## Written problem
Transcribe each line exactly.

## Entries
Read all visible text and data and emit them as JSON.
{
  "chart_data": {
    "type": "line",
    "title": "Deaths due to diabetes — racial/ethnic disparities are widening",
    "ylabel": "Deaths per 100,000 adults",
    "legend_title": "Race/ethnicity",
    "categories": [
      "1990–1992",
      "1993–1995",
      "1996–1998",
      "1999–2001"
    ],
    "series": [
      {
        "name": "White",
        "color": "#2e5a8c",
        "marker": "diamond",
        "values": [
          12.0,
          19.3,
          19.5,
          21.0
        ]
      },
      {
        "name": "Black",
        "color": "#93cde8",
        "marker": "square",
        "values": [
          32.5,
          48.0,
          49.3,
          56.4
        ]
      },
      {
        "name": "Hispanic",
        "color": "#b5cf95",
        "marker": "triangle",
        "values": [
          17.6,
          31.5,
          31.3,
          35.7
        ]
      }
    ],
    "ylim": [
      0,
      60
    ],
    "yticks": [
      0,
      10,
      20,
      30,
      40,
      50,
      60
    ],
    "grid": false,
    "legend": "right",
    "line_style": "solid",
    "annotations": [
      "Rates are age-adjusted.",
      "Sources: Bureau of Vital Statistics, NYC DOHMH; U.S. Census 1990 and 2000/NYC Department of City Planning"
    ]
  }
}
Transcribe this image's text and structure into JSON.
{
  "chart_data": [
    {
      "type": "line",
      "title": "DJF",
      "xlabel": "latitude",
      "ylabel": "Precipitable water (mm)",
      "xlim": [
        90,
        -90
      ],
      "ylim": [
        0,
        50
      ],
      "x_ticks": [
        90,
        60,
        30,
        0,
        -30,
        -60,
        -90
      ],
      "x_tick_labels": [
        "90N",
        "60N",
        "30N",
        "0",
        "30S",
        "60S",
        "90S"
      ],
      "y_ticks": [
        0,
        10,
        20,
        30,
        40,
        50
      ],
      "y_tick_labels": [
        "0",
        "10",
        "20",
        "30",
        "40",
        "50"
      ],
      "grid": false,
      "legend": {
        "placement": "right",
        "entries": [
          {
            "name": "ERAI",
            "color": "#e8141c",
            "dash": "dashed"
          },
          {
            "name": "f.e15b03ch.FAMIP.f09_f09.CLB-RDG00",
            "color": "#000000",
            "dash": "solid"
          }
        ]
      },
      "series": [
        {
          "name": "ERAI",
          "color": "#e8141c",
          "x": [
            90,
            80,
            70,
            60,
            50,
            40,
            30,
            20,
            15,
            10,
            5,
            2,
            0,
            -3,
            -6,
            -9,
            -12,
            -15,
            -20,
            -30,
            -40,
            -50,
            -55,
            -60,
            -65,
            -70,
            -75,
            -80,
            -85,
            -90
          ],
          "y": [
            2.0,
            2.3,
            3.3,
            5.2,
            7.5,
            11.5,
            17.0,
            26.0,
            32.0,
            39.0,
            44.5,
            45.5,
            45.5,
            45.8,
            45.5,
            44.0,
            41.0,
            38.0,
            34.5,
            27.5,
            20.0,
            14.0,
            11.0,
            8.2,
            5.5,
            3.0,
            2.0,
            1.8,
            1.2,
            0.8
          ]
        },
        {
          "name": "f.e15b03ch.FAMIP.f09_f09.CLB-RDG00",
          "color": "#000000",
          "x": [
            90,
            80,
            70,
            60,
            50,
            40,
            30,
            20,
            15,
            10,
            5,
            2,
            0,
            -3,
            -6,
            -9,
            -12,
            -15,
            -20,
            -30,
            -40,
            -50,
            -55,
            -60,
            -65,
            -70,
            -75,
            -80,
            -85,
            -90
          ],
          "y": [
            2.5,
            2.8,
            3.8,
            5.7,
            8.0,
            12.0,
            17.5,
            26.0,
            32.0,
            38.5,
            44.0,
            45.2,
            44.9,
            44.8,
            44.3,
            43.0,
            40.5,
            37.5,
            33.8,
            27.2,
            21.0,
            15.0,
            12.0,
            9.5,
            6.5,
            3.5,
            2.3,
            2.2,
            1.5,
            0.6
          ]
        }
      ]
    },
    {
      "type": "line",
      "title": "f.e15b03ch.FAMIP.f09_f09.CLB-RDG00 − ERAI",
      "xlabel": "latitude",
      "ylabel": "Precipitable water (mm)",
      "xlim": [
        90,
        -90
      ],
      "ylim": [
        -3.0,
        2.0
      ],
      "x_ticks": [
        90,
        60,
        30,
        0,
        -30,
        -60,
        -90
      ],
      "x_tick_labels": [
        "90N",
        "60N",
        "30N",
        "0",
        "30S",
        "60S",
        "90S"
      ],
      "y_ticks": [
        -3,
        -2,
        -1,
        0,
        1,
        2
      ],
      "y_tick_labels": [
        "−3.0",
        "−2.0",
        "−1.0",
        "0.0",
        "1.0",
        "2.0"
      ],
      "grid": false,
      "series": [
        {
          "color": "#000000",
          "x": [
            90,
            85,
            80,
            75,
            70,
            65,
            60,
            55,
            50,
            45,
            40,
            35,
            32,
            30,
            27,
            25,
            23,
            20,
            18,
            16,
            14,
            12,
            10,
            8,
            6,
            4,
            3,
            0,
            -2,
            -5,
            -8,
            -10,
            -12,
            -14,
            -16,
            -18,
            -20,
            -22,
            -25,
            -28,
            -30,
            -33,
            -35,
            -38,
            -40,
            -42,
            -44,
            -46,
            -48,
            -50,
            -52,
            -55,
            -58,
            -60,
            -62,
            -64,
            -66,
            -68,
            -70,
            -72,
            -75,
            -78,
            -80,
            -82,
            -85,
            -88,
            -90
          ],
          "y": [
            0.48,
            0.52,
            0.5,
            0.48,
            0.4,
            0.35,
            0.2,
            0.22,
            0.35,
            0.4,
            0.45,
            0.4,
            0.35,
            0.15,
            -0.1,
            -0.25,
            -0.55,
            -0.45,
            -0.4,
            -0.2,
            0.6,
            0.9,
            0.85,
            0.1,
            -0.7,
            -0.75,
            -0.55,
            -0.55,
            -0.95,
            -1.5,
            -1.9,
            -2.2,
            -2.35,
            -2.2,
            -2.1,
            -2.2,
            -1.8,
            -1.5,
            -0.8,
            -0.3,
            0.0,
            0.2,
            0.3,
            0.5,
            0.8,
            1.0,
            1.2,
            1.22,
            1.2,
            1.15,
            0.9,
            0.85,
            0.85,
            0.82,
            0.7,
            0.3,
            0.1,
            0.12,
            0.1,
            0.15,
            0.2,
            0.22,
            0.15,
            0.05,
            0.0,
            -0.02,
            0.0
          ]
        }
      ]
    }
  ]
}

## Task output
Read all visible text and data and emit them as JSON.
{
  "chart_data": {
    "type": "line",
    "title": "Deaths due to diabetes — racial/ethnic disparities are widening",
    "ylabel": "Deaths per 100,000 adults",
    "legend_title": "Race/ethnicity",
    "categories": [
      "1990–1992",
      "1993–1995",
      "1996–1998",
      "1999–2001"
    ],
    "series": [
      {
        "name": "White",
        "color": "#2e5a8c",
        "marker": "diamond",
        "values": [
          12.0,
          19.3,
          19.5,
          21.0
        ]
      },
      {
        "name": "Black",
        "color": "#93cde8",
        "marker": "square",
        "values": [
          32.5,
          48.0,
          49.3,
          56.4
        ]
      },
      {
        "name": "Hispanic",
        "color": "#b5cf95",
        "marker": "triangle",
        "values": [
          17.6,
          31.5,
          31.3,
          35.7
        ]
      }
    ],
    "ylim": [
      0,
      60
    ],
    "yticks": [
      0,
      10,
      20,
      30,
      40,
      50,
      60
    ],
    "grid": false,
    "legend": "right",
    "line_style": "solid",
    "annotations": [
      "Rates are age-adjusted.",
      "Sources: Bureau of Vital Statistics, NYC DOHMH; U.S. Census 1990 and 2000/NYC Department of City Planning"
    ]
  }
}
Transcribe this image's text and structure into JSON.
{
  "chart_data": [
    {
      "type": "line",
      "title": "DJF",
      "xlabel": "latitude",
      "ylabel": "Precipitable water (mm)",
      "xlim": [
        90,
        -90
      ],
      "ylim": [
        0,
        50
      ],
      "x_ticks": [
        90,
        60,
        30,
        0,
        -30,
        -60,
        -90
      ],
      "x_tick_labels": [
        "90N",
        "60N",
        "30N",
        "0",
        "30S",
        "60S",
        "90S"
      ],
      "y_ticks": [
        0,
        10,
        20,
        30,
        40,
        50
      ],
      "y_tick_labels": [
        "0",
        "10",
        "20",
        "30",
        "40",
        "50"
      ],
      "grid": false,
      "legend": {
        "placement": "right",
        "entries": [
          {
            "name": "ERAI",
            "color": "#e8141c",
            "dash": "dashed"
          },
          {
            "name": "f.e15b03ch.FAMIP.f09_f09.CLB-RDG00",
            "color": "#000000",
            "dash": "solid"
          }
        ]
      },
      "series": [
        {
          "name": "ERAI",
          "color": "#e8141c",
          "x": [
            90,
            80,
            70,
            60,
            50,
            40,
            30,
            20,
            15,
            10,
            5,
            2,
            0,
            -3,
            -6,
            -9,
            -12,
            -15,
            -20,
            -30,
            -40,
            -50,
            -55,
            -60,
            -65,
            -70,
            -75,
            -80,
            -85,
            -90
          ],
          "y": [
            2.0,
            2.3,
            3.3,
            5.2,
            7.5,
            11.5,
            17.0,
            26.0,
            32.0,
            39.0,
            44.5,
            45.5,
            45.5,
            45.8,
            45.5,
            44.0,
            41.0,
            38.0,
            34.5,
            27.5,
            20.0,
            14.0,
            11.0,
            8.2,
            5.5,
            3.0,
            2.0,
            1.8,
            1.2,
            0.8
          ]
        },
        {
          "name": "f.e15b03ch.FAMIP.f09_f09.CLB-RDG00",
          "color": "#000000",
          "x": [
            90,
            80,
            70,
            60,
            50,
            40,
            30,
            20,
            15,
            10,
            5,
            2,
            0,
            -3,
            -6,
            -9,
            -12,
            -15,
            -20,
            -30,
            -40,
            -50,
            -55,
            -60,
            -65,
            -70,
            -75,
            -80,
            -85,
            -90
          ],
          "y": [
            2.5,
            2.8,
            3.8,
            5.7,
            8.0,
            12.0,
            17.5,
            26.0,
            32.0,
            38.5,
            44.0,
            45.2,
            44.9,
            44.8,
            44.3,
            43.0,
            40.5,
            37.5,
            33.8,
            27.2,
            21.0,
            15.0,
            12.0,
            9.5,
            6.5,
            3.5,
            2.3,
            2.2,
            1.5,
            0.6
          ]
        }
      ]
    },
    {
      "type": "line",
      "title": "f.e15b03ch.FAMIP.f09_f09.CLB-RDG00 − ERAI",
      "xlabel": "latitude",
      "ylabel": "Precipitable water (mm)",
      "xlim": [
        90,
        -90
      ],
      "ylim": [
        -3.0,
        2.0
      ],
      "x_ticks": [
        90,
        60,
        30,
        0,
        -30,
        -60,
        -90
      ],
      "x_tick_labels": [
        "90N",
        "60N",
        "30N",
        "0",
        "30S",
        "60S",
        "90S"
      ],
      "y_ticks": [
        -3,
        -2,
        -1,
        0,
        1,
        2
      ],
      "y_tick_labels": [
        "−3.0",
        "−2.0",
        "−1.0",
        "0.0",
        "1.0",
        "2.0"
      ],
      "grid": false,
      "series": [
        {
          "color": "#000000",
          "x": [
            90,
            85,
            80,
            75,
            70,
            65,
            60,
            55,
            50,
            45,
            40,
            35,
            32,
            30,
            27,
            25,
            23,
            20,
            18,
            16,
            14,
            12,
            10,
            8,
            6,
            4,
            3,
            0,
            -2,
            -5,
            -8,
            -10,
            -12,
            -14,
            -16,
            -18,
            -20,
            -22,
            -25,
            -28,
            -30,
            -33,
            -35,
            -38,
            -40,
            -42,
            -44,
            -46,
            -48,
            -50,
            -52,
            -55,
            -58,
            -60,
            -62,
            -64,
            -66,
            -68,
            -70,
            -72,
            -75,
            -78,
            -80,
            -82,
            -85,
            -88,
            -90
          ],
          "y": [
            0.48,
            0.52,
            0.5,
            0.48,
            0.4,
            0.35,
            0.2,
            0.22,
            0.35,
            0.4,
            0.45,
            0.4,
            0.35,
            0.15,
            -0.1,
            -0.25,
            -0.55,
            -0.45,
            -0.4,
            -0.2,
            0.6,
            0.9,
            0.85,
            0.1,
            -0.7,
            -0.75,
            -0.55,
            -0.55,
            -0.95,
            -1.5,
            -1.9,
            -2.2,
            -2.35,
            -2.2,
            -2.1,
            -2.2,
            -1.8,
            -1.5,
            -0.8,
            -0.3,
            0.0,
            0.2,
            0.3,
            0.5,
            0.8,
            1.0,
            1.2,
            1.22,
            1.2,
            1.15,
            0.9,
            0.85,
            0.85,
            0.82,
            0.7,
            0.3,
            0.1,
            0.12,
            0.1,
            0.15,
            0.2,
            0.22,
            0.15,
            0.05,
            0.0,
            -0.02,
            0.0
          ]
        }
      ]
    }
  ]
}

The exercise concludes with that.